**THE EXERCISE:** Check each line of the material below, and copy it if it holds the string "xlabel".

**DATA SUPPLIED:**
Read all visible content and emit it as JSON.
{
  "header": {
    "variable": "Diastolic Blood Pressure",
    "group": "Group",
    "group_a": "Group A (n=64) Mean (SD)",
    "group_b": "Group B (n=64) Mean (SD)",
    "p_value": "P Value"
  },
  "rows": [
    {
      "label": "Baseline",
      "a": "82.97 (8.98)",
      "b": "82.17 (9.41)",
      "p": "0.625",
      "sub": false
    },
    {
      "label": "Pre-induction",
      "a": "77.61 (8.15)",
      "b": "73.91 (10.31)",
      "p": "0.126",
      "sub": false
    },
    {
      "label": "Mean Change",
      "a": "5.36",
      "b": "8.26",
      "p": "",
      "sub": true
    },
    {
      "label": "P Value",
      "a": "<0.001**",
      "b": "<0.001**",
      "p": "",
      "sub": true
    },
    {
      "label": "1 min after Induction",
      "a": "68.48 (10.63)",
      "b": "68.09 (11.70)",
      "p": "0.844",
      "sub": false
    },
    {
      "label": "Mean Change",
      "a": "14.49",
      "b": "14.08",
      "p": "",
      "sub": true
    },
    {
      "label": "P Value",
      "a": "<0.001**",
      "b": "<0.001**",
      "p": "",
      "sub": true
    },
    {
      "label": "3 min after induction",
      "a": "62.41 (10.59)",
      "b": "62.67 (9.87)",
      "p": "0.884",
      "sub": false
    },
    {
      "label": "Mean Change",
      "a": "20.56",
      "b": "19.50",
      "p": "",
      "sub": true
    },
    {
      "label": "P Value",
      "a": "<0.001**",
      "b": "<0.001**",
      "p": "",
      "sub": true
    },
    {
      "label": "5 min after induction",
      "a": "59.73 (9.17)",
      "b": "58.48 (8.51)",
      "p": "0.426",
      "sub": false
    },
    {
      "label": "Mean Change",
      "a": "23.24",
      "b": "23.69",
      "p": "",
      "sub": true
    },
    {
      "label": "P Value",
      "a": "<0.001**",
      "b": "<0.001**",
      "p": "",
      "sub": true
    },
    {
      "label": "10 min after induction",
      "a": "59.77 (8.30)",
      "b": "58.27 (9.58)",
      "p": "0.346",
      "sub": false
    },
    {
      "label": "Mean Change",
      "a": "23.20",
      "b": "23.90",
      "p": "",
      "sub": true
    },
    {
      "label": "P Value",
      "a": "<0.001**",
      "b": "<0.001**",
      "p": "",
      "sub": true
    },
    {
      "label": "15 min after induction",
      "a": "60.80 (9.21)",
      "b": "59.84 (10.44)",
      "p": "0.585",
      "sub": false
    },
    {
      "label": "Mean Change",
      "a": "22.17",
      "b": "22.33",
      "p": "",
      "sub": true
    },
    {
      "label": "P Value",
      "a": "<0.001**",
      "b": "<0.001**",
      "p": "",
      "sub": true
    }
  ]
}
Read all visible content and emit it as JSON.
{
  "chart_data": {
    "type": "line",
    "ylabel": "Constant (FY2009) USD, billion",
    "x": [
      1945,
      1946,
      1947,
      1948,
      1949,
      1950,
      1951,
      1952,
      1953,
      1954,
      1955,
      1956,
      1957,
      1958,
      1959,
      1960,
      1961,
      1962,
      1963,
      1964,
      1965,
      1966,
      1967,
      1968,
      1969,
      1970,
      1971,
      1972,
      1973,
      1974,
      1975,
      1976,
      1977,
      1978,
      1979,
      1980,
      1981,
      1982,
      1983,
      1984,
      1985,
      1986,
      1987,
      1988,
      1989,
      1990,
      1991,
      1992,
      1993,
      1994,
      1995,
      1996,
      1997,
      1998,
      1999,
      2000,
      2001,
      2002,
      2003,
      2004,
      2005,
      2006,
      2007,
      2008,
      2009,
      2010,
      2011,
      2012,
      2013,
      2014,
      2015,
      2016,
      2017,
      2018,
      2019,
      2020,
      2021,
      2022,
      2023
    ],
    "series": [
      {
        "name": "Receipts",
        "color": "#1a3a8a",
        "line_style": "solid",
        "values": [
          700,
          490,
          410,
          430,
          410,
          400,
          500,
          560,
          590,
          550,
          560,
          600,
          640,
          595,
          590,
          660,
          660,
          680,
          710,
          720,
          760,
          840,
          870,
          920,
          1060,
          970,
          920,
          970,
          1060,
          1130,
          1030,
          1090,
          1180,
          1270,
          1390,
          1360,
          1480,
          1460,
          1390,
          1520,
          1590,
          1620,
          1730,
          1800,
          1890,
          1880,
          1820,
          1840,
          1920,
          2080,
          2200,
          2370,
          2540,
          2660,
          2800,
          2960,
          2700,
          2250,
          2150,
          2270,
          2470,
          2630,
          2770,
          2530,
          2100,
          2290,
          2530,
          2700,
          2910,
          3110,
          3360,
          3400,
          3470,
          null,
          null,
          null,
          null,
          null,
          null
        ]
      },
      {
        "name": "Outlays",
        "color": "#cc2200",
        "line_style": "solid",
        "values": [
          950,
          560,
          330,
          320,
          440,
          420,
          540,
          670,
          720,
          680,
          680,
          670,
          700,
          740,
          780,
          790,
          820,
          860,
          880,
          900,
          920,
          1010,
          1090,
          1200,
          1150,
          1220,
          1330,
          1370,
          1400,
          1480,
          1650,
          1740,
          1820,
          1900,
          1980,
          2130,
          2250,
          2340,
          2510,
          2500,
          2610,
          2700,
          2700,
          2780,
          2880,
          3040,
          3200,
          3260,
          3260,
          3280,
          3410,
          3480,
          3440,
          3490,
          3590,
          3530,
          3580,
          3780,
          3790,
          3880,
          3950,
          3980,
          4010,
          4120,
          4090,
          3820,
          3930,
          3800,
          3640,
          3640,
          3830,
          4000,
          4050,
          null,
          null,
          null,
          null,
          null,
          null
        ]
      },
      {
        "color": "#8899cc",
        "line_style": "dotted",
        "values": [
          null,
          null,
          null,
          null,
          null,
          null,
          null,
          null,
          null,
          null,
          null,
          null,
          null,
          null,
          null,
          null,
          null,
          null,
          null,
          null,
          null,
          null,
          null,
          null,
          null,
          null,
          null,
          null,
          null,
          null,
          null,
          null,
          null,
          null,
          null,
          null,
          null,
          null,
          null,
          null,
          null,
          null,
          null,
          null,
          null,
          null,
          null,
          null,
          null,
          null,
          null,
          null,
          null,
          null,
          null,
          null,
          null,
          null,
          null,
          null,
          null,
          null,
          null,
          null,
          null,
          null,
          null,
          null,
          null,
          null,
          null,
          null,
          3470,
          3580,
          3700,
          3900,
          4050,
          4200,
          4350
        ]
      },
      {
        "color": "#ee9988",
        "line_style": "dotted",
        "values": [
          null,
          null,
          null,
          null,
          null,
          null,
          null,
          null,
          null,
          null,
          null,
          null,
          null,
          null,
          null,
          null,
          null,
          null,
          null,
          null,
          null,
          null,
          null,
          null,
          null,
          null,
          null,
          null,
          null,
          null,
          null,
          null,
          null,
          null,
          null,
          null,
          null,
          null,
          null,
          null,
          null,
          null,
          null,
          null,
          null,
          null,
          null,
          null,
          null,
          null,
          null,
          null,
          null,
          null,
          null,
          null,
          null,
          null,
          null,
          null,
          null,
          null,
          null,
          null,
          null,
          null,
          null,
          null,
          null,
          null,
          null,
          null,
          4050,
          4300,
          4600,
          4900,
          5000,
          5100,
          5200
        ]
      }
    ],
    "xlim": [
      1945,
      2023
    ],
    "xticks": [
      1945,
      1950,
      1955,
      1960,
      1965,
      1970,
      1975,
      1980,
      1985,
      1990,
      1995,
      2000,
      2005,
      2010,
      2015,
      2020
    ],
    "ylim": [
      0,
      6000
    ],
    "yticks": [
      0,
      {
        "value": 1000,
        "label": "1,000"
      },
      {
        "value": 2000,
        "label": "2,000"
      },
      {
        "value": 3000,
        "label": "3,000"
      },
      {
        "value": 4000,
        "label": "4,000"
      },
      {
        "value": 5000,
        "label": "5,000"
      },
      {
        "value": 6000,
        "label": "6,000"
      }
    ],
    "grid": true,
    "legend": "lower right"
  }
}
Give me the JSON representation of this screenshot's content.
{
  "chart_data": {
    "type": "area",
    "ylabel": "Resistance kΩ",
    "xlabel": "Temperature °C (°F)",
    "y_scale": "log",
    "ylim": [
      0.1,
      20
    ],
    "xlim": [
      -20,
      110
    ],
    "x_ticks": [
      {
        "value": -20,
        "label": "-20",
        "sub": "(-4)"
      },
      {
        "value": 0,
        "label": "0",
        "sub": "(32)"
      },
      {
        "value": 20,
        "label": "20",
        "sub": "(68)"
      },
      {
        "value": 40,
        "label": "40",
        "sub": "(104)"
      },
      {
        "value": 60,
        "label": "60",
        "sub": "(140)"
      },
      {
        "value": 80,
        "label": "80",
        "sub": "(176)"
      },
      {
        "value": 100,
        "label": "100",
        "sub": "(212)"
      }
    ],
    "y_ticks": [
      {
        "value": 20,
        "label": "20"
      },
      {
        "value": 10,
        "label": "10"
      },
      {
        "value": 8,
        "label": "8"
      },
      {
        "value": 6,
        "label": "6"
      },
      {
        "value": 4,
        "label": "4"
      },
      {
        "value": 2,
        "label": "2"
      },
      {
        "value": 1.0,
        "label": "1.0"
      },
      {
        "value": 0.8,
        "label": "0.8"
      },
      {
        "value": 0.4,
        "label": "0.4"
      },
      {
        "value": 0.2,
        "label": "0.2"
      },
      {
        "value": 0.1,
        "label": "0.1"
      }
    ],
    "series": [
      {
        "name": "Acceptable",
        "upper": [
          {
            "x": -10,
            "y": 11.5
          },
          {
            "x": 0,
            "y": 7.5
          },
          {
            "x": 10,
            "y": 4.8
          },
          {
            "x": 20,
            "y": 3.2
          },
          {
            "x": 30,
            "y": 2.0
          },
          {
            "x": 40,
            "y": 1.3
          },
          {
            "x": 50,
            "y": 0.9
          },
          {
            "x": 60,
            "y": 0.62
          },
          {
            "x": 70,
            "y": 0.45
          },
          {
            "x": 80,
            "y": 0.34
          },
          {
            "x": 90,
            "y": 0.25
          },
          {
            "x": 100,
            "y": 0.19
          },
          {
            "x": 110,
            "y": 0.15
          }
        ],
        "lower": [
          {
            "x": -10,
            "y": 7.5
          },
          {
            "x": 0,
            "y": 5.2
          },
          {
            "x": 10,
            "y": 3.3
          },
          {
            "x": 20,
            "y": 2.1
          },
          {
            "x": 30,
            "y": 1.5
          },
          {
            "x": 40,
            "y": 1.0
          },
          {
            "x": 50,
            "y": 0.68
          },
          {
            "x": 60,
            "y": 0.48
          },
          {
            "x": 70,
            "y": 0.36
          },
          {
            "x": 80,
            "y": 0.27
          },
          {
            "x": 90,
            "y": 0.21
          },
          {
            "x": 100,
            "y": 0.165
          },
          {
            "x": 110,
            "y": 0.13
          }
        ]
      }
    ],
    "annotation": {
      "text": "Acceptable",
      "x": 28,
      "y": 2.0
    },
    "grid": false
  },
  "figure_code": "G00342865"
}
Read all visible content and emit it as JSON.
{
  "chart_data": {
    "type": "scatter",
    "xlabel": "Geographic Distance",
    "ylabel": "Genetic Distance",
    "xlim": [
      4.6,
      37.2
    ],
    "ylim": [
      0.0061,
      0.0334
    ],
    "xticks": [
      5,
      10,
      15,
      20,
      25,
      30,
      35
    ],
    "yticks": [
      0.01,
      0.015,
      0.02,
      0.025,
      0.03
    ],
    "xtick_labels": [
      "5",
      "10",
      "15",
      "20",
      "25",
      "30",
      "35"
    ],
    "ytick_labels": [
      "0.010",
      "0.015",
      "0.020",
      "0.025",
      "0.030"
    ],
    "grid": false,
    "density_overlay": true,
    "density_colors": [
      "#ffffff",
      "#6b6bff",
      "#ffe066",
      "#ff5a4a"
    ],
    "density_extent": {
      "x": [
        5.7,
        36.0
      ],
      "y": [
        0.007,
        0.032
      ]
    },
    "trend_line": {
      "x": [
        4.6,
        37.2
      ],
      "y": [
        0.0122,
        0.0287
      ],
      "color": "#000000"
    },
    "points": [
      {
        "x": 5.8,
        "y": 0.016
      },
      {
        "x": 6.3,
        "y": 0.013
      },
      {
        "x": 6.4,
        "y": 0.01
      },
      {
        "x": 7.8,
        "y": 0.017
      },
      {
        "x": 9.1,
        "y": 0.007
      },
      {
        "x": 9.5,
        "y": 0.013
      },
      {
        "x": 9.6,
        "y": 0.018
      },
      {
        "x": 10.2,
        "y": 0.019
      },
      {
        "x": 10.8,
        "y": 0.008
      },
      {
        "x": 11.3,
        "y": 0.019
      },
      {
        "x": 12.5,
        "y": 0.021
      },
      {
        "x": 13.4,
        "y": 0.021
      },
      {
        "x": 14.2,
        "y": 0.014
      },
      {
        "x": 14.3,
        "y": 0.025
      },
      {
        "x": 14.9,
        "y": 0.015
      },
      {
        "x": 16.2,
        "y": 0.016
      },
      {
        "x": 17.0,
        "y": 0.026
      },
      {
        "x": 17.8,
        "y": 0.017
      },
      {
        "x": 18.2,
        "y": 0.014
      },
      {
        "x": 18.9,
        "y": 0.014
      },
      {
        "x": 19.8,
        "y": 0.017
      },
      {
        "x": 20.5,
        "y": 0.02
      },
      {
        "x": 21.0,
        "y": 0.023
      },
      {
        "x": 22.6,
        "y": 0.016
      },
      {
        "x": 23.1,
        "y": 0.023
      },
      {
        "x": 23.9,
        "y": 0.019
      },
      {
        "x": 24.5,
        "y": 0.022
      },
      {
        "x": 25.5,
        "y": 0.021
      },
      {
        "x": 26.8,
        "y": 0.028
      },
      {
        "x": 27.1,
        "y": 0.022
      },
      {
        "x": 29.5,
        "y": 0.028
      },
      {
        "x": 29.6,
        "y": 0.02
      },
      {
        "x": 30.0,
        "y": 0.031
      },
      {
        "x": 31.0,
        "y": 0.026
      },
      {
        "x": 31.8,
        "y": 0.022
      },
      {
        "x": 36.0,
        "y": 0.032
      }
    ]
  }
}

**WRITTEN SOLUTION:**
    "xlabel": "Temperature °C (°F)",
    "xlabel": "Geographic Distance",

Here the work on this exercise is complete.